PROBLEM REQUIREMENTS
Retype, without any change, every line from the start of the entries through the line that contains "legend-swatch [512, 476, 546, 498]", including both the first line and that one.

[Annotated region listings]
[start]

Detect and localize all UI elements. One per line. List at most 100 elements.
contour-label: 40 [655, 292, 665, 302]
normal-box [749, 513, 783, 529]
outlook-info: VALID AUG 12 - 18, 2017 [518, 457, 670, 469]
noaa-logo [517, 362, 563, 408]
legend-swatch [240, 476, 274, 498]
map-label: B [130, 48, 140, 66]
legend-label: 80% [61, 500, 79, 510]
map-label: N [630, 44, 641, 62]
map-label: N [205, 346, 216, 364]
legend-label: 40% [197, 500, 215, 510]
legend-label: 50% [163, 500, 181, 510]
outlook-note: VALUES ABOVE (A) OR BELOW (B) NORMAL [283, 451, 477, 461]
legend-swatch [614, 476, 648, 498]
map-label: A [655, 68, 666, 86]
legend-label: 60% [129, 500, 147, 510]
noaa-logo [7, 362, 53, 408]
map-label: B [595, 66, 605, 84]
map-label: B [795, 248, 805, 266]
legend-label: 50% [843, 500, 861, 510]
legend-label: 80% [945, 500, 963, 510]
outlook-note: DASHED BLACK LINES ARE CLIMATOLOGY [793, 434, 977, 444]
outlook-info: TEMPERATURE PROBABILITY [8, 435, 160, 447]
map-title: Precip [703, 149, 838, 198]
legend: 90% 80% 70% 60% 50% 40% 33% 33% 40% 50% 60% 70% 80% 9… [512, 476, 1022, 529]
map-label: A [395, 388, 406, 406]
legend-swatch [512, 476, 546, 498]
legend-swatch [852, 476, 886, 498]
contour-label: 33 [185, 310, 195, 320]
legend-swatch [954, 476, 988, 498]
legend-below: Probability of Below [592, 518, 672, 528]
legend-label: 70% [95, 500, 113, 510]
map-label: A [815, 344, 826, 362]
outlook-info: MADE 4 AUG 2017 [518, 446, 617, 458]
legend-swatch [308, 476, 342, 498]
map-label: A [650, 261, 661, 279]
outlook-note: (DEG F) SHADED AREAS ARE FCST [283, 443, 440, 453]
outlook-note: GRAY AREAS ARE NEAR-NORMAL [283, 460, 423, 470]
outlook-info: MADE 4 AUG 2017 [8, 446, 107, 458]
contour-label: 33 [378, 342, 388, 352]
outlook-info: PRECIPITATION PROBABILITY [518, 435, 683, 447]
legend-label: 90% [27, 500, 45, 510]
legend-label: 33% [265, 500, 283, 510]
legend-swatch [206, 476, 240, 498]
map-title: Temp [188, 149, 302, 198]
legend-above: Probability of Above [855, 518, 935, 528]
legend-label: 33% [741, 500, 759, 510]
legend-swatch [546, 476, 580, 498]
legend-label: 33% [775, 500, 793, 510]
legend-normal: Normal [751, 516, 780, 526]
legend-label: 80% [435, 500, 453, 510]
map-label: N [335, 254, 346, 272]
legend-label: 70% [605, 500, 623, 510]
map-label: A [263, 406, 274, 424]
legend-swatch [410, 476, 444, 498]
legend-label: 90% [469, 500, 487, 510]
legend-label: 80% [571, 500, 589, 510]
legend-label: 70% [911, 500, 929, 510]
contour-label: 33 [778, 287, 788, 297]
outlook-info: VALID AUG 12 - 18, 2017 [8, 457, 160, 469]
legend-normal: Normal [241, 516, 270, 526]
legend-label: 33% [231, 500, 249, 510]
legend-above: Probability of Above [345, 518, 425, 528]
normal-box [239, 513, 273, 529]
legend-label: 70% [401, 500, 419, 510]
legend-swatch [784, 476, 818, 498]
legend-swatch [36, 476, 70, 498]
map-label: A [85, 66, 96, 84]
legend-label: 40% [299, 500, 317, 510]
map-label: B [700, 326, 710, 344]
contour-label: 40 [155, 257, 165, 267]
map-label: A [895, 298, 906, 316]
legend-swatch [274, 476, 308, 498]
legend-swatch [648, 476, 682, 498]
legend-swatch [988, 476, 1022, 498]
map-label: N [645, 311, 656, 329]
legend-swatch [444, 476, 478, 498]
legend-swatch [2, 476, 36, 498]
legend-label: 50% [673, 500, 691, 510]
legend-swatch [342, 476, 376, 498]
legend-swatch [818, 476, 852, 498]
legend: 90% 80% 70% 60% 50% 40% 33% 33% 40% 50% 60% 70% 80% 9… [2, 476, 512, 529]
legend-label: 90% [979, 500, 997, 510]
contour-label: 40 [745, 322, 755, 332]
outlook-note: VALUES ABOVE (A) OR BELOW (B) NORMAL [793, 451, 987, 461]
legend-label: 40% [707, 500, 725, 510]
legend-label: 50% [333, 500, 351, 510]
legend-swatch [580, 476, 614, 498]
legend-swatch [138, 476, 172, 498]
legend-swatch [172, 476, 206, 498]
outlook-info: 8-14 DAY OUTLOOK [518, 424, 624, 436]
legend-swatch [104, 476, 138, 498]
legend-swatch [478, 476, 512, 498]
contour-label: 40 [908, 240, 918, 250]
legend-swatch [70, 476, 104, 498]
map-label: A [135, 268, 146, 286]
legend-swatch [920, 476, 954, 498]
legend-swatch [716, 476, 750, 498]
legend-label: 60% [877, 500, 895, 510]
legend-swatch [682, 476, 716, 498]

[end]

CORRECT RESULT
Detect and localize all UI elements. One per line. List at most 100 elements.
contour-label: 40 [655, 292, 665, 302]
normal-box [749, 513, 783, 529]
outlook-info: VALID AUG 12 - 18, 2017 [518, 457, 670, 469]
noaa-logo [517, 362, 563, 408]
legend-swatch [240, 476, 274, 498]
map-label: B [130, 48, 140, 66]
legend-label: 80% [61, 500, 79, 510]
map-label: N [630, 44, 641, 62]
map-label: N [205, 346, 216, 364]
legend-label: 40% [197, 500, 215, 510]
legend-label: 50% [163, 500, 181, 510]
outlook-note: VALUES ABOVE (A) OR BELOW (B) NORMAL [283, 451, 477, 461]
legend-swatch [614, 476, 648, 498]
map-label: A [655, 68, 666, 86]
legend-label: 60% [129, 500, 147, 510]
noaa-logo [7, 362, 53, 408]
map-label: B [595, 66, 605, 84]
map-label: B [795, 248, 805, 266]
legend-label: 50% [843, 500, 861, 510]
legend-label: 80% [945, 500, 963, 510]
outlook-note: DASHED BLACK LINES ARE CLIMATOLOGY [793, 434, 977, 444]
outlook-info: TEMPERATURE PROBABILITY [8, 435, 160, 447]
map-title: Precip [703, 149, 838, 198]
legend: 90% 80% 70% 60% 50% 40% 33% 33% 40% 50% 60% 70% 80% 9… [512, 476, 1022, 529]
map-label: A [395, 388, 406, 406]
legend-swatch [512, 476, 546, 498]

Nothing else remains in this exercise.